▶ SUPPLIED RECORDS

————

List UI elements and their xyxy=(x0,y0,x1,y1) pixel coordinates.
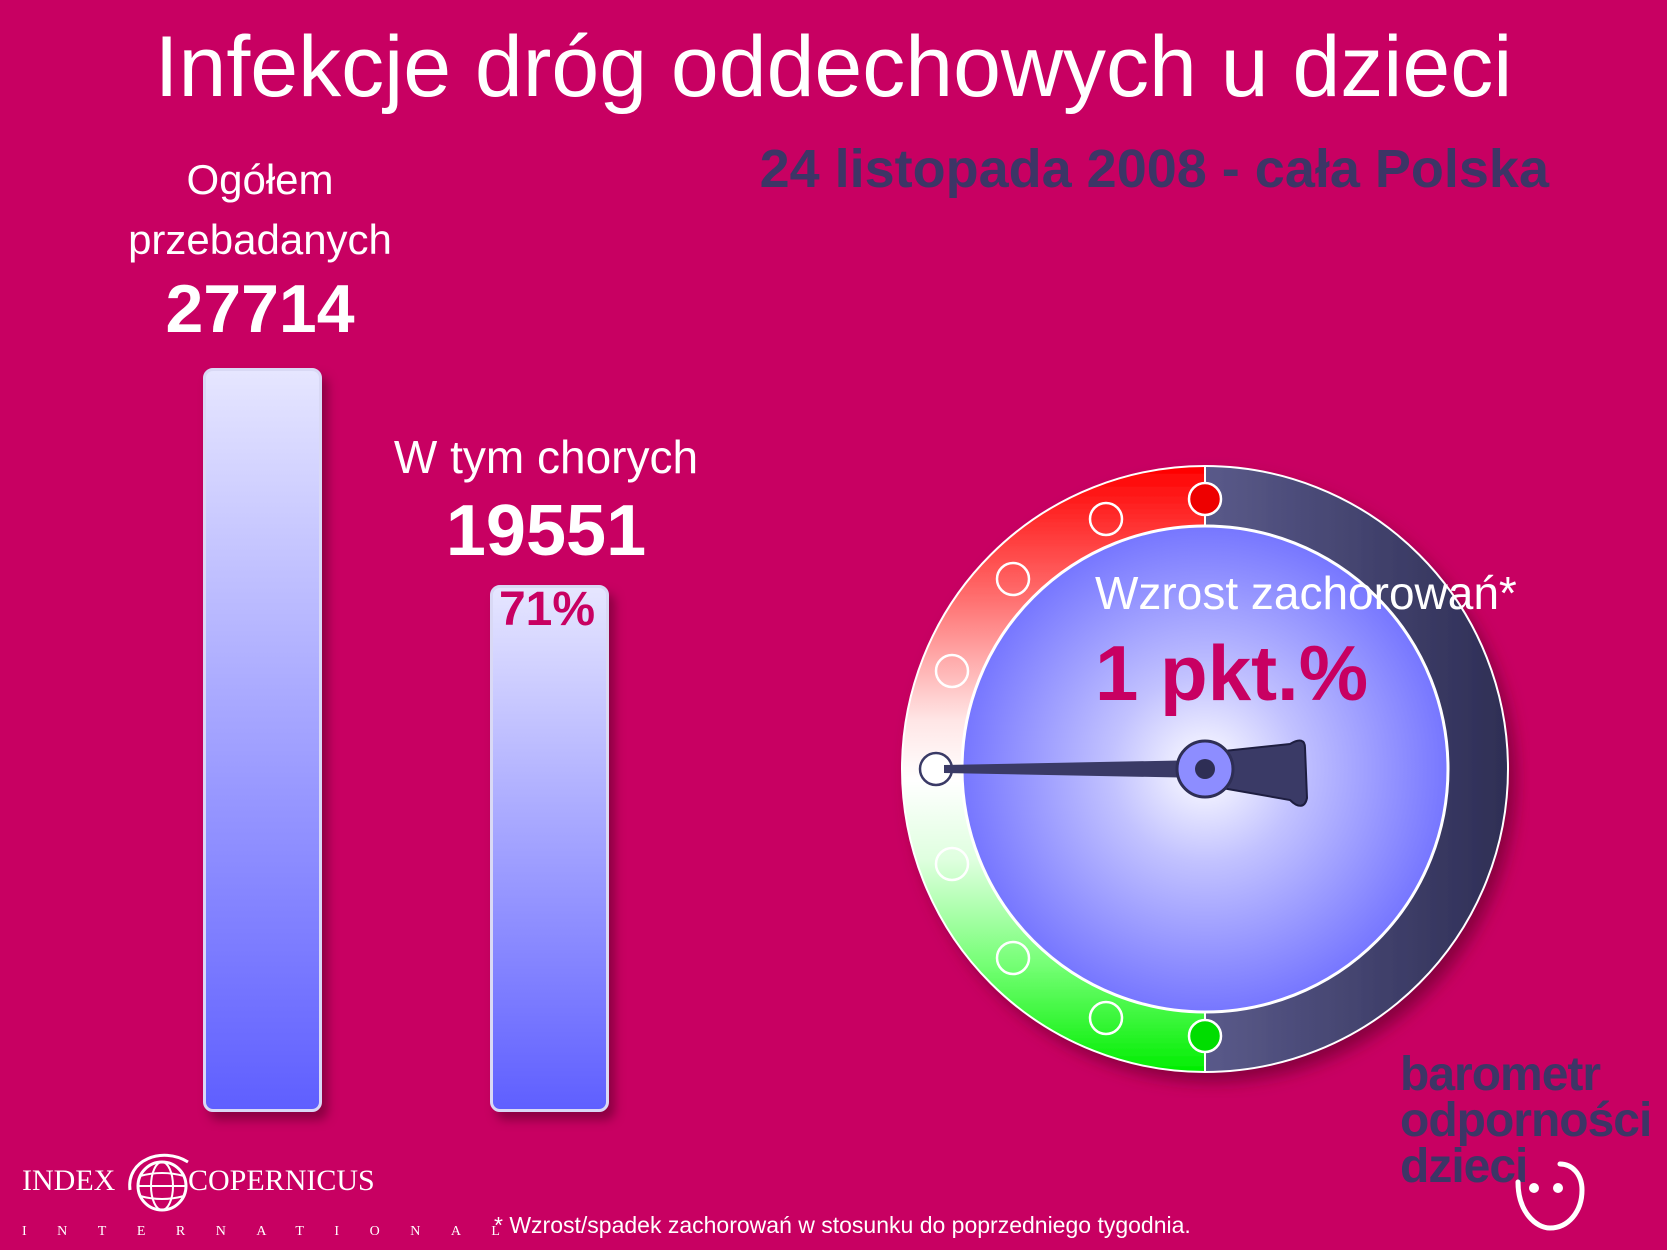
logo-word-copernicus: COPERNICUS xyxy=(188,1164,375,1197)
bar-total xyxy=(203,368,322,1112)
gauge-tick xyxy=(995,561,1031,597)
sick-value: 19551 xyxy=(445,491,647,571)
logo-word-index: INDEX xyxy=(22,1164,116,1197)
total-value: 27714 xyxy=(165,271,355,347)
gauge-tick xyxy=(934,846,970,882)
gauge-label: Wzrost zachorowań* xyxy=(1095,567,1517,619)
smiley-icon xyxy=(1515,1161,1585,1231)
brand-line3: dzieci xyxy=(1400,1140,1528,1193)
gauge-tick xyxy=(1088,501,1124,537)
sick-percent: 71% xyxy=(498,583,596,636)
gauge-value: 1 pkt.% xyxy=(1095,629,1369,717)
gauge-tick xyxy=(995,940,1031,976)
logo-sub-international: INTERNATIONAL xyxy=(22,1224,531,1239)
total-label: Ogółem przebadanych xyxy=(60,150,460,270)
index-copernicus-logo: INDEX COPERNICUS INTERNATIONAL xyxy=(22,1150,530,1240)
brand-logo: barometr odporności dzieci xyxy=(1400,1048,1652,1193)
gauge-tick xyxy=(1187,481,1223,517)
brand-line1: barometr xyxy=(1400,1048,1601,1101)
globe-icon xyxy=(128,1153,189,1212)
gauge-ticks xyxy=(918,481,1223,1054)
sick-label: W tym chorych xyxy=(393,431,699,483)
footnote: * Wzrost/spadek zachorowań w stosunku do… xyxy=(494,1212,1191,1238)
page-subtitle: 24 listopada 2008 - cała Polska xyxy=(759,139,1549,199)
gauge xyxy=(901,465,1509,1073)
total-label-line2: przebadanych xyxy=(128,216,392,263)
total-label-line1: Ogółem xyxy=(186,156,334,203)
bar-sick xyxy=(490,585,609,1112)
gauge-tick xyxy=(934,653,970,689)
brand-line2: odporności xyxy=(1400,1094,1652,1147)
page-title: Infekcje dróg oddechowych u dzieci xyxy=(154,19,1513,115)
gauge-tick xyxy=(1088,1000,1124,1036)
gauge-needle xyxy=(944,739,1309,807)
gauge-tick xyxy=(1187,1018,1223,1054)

————

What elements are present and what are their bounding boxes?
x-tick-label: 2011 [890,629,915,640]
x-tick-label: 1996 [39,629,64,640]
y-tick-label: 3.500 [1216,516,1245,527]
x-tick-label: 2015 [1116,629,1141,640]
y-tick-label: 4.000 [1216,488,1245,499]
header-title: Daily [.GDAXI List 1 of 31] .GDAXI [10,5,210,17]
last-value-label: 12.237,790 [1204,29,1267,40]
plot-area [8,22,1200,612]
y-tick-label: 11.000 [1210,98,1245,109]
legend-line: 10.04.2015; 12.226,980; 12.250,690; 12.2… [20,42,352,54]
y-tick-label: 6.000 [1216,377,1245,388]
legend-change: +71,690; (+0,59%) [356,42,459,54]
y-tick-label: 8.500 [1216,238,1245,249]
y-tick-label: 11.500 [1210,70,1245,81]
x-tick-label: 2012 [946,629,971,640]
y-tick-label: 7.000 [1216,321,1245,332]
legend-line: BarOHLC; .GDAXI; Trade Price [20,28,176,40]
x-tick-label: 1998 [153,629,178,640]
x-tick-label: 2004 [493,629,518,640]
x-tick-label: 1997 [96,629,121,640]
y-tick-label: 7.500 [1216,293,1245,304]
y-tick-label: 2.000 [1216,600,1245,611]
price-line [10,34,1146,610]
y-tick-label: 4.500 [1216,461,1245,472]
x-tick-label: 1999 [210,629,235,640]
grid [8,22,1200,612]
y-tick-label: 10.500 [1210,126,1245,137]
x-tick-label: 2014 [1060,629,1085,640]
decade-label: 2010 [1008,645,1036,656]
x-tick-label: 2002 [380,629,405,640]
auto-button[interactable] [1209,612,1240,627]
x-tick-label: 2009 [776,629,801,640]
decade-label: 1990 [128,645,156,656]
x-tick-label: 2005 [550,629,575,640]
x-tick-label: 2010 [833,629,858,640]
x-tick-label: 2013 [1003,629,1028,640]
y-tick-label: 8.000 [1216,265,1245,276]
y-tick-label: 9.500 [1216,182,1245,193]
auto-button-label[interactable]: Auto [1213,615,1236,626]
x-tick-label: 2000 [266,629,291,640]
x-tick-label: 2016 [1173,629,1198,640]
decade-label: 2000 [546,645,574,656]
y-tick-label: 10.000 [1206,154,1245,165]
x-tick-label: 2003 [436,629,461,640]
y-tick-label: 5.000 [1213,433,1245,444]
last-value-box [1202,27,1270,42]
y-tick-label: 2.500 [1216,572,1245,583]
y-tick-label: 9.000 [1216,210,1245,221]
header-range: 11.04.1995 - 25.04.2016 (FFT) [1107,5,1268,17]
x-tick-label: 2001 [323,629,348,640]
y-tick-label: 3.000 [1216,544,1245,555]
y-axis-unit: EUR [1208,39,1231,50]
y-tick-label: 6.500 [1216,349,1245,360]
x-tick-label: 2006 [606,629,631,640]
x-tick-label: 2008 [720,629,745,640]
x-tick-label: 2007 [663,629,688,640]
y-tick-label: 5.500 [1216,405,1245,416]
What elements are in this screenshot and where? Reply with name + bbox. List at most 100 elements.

————

▶ SET TASK
Copy the material above word for word, starting from the line containing "What elements are present" through the line containing "x-tick-label: 2010 [833,629,858,640]", both included.

▶ WORKED SOLUTION
What elements are present and what are their bounding boxes?
x-tick-label: 2011 [890,629,915,640]
x-tick-label: 1996 [39,629,64,640]
y-tick-label: 3.500 [1216,516,1245,527]
x-tick-label: 2015 [1116,629,1141,640]
y-tick-label: 4.000 [1216,488,1245,499]
header-title: Daily [.GDAXI List 1 of 31] .GDAXI [10,5,210,17]
last-value-label: 12.237,790 [1204,29,1267,40]
plot-area [8,22,1200,612]
y-tick-label: 11.000 [1210,98,1245,109]
legend-line: 10.04.2015; 12.226,980; 12.250,690; 12.2… [20,42,352,54]
y-tick-label: 6.000 [1216,377,1245,388]
legend-change: +71,690; (+0,59%) [356,42,459,54]
y-tick-label: 8.500 [1216,238,1245,249]
y-tick-label: 11.500 [1210,70,1245,81]
x-tick-label: 2012 [946,629,971,640]
y-tick-label: 7.000 [1216,321,1245,332]
legend-line: BarOHLC; .GDAXI; Trade Price [20,28,176,40]
x-tick-label: 1998 [153,629,178,640]
x-tick-label: 2004 [493,629,518,640]
x-tick-label: 1997 [96,629,121,640]
y-tick-label: 7.500 [1216,293,1245,304]
y-tick-label: 2.000 [1216,600,1245,611]
price-line [10,34,1146,610]
y-tick-label: 4.500 [1216,461,1245,472]
x-tick-label: 1999 [210,629,235,640]
grid [8,22,1200,612]
y-tick-label: 10.500 [1210,126,1245,137]
x-tick-label: 2014 [1060,629,1085,640]
decade-label: 2010 [1008,645,1036,656]
x-tick-label: 2002 [380,629,405,640]
auto-button[interactable] [1209,612,1240,627]
x-tick-label: 2009 [776,629,801,640]
decade-label: 1990 [128,645,156,656]
x-tick-label: 2005 [550,629,575,640]
x-tick-label: 2010 [833,629,858,640]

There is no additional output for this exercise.